— Begin Records shown —

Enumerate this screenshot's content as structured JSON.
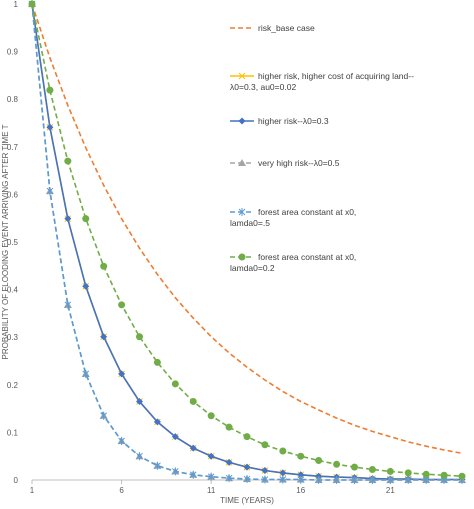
{
  "chart_data": {
    "type": "line",
    "title": "",
    "xlabel": "TIME (YEARS)",
    "ylabel": "PROBABILITY OF FLOODING EVENT ARRIVING AFTER TIME T",
    "xlim": [
      1,
      25
    ],
    "ylim": [
      0,
      1
    ],
    "x_ticks": [
      1,
      6,
      11,
      16,
      21
    ],
    "y_ticks": [
      0,
      0.1,
      0.2,
      0.3,
      0.4,
      0.5,
      0.6,
      0.7,
      0.8,
      0.9,
      1
    ],
    "grid": false,
    "legend_placement": "right-inside",
    "x": [
      1,
      2,
      3,
      4,
      5,
      6,
      7,
      8,
      9,
      10,
      11,
      12,
      13,
      14,
      15,
      16,
      17,
      18,
      19,
      20,
      21,
      22,
      23,
      24,
      25
    ],
    "series": [
      {
        "name": "risk_base case",
        "color": "#ED7D31",
        "dash": "dash",
        "marker": "none",
        "values": [
          1.0,
          0.887,
          0.787,
          0.698,
          0.619,
          0.549,
          0.487,
          0.432,
          0.383,
          0.34,
          0.301,
          0.267,
          0.237,
          0.21,
          0.186,
          0.165,
          0.147,
          0.13,
          0.115,
          0.102,
          0.091,
          0.08,
          0.071,
          0.063,
          0.056
        ]
      },
      {
        "name": "higher risk, higher cost of acquiring land--λ0=0.3, au0=0.02",
        "color": "#FFC000",
        "dash": "solid",
        "marker": "x",
        "values": [
          1.0,
          0.741,
          0.549,
          0.407,
          0.301,
          0.223,
          0.165,
          0.122,
          0.091,
          0.067,
          0.05,
          0.037,
          0.027,
          0.02,
          0.015,
          0.011,
          0.008,
          0.006,
          0.005,
          0.003,
          0.002,
          0.002,
          0.001,
          0.001,
          0.001
        ]
      },
      {
        "name": "higher risk--λ0=0.3",
        "color": "#4472C4",
        "dash": "solid",
        "marker": "diamond",
        "values": [
          1.0,
          0.741,
          0.549,
          0.407,
          0.301,
          0.223,
          0.165,
          0.122,
          0.091,
          0.067,
          0.05,
          0.037,
          0.027,
          0.02,
          0.015,
          0.011,
          0.008,
          0.006,
          0.005,
          0.003,
          0.002,
          0.002,
          0.001,
          0.001,
          0.001
        ]
      },
      {
        "name": "very high risk--λ0=0.5",
        "color": "#A5A5A5",
        "dash": "dash",
        "marker": "triangle",
        "values": [
          1.0,
          0.607,
          0.368,
          0.223,
          0.135,
          0.082,
          0.05,
          0.03,
          0.018,
          0.011,
          0.007,
          0.004,
          0.002,
          0.001,
          0.001,
          0.001,
          0.0,
          0.0,
          0.0,
          0.0,
          0.0,
          0.0,
          0.0,
          0.0,
          0.0
        ]
      },
      {
        "name": "forest area constant at x0, lamda0=.5",
        "color": "#5B9BD5",
        "dash": "dash",
        "marker": "asterisk",
        "values": [
          1.0,
          0.607,
          0.368,
          0.223,
          0.135,
          0.082,
          0.05,
          0.03,
          0.018,
          0.011,
          0.007,
          0.004,
          0.002,
          0.001,
          0.001,
          0.001,
          0.0,
          0.0,
          0.0,
          0.0,
          0.0,
          0.0,
          0.0,
          0.0,
          0.0
        ]
      },
      {
        "name": "forest area constant at x0, lamda0=0.2",
        "color": "#70AD47",
        "dash": "dash",
        "marker": "circle",
        "values": [
          1.0,
          0.819,
          0.67,
          0.549,
          0.449,
          0.368,
          0.301,
          0.247,
          0.202,
          0.165,
          0.135,
          0.111,
          0.091,
          0.074,
          0.061,
          0.05,
          0.041,
          0.033,
          0.027,
          0.022,
          0.018,
          0.015,
          0.012,
          0.01,
          0.008
        ]
      }
    ]
  }
}
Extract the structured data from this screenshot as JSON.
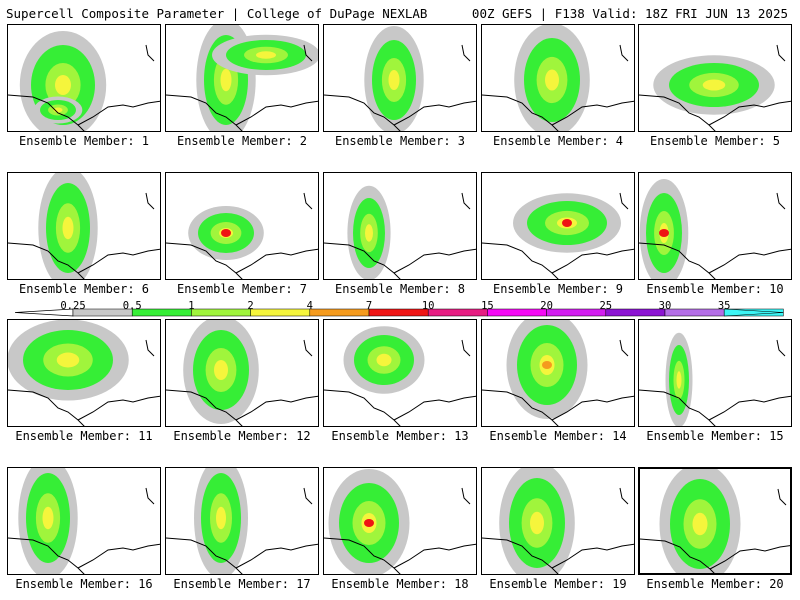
{
  "header": {
    "title_left": "Supercell Composite Parameter | College of DuPage NEXLAB",
    "title_right": "00Z GEFS | F138 Valid: 18Z FRI JUN 13 2025"
  },
  "member_prefix": "Ensemble Member:",
  "members": [
    "1",
    "2",
    "3",
    "4",
    "5",
    "6",
    "7",
    "8",
    "9",
    "10",
    "11",
    "12",
    "13",
    "14",
    "15",
    "16",
    "17",
    "18",
    "19",
    "20"
  ],
  "selected_member": "20",
  "colorbar": {
    "levels": [
      "0.25",
      "0.5",
      "1",
      "2",
      "4",
      "7",
      "10",
      "15",
      "20",
      "25",
      "30",
      "35"
    ],
    "colors": [
      "#c8c8c8",
      "#36ee36",
      "#a0f53c",
      "#f5f53c",
      "#f59b1e",
      "#ee1414",
      "#e61e82",
      "#f50af5",
      "#d21ef0",
      "#8c14d2",
      "#b46ee6",
      "#3cf5f5"
    ]
  }
}
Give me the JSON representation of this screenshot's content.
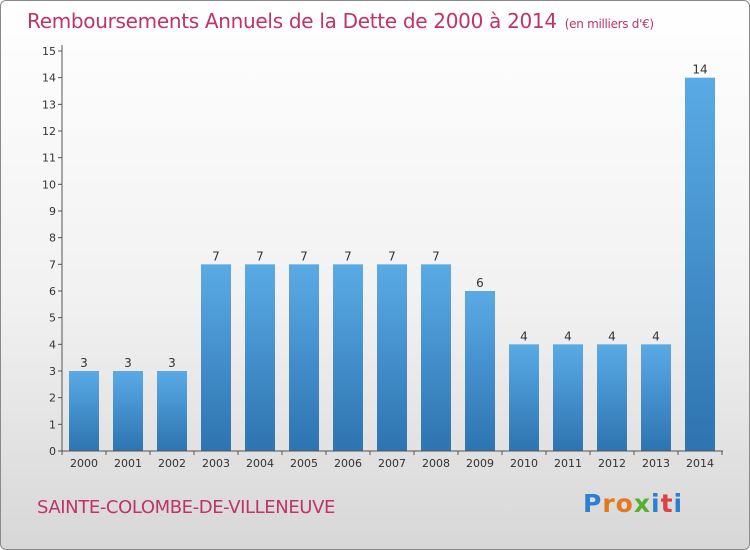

— End Records shown —

# What you need to do
Say how many lines above hold the word "name", giving only the count.

# Exercise answer
6